> _Exercise brief_:
Will you quote all of the entries, word for word?

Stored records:

>>>>>

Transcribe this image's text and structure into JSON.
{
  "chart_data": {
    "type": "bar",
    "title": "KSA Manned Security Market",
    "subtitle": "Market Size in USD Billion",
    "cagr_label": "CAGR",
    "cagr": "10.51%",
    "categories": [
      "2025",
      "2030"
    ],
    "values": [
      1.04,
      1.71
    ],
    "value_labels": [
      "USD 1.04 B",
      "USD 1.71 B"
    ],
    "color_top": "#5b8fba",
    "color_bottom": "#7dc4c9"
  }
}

<<<<<

> _Written solution_:
Transcribe this image's text and structure into JSON.
{
  "chart_data": {
    "type": "bar",
    "title": "KSA Manned Security Market",
    "subtitle": "Market Size in USD Billion",
    "cagr_label": "CAGR",
    "cagr": "10.51%",
    "categories": [
      "2025",
      "2030"
    ],
    "values": [
      1.04,
      1.71
    ],
    "value_labels": [
      "USD 1.04 B",
      "USD 1.71 B"
    ],
    "color_top": "#5b8fba",
    "color_bottom": "#7dc4c9"
  }
}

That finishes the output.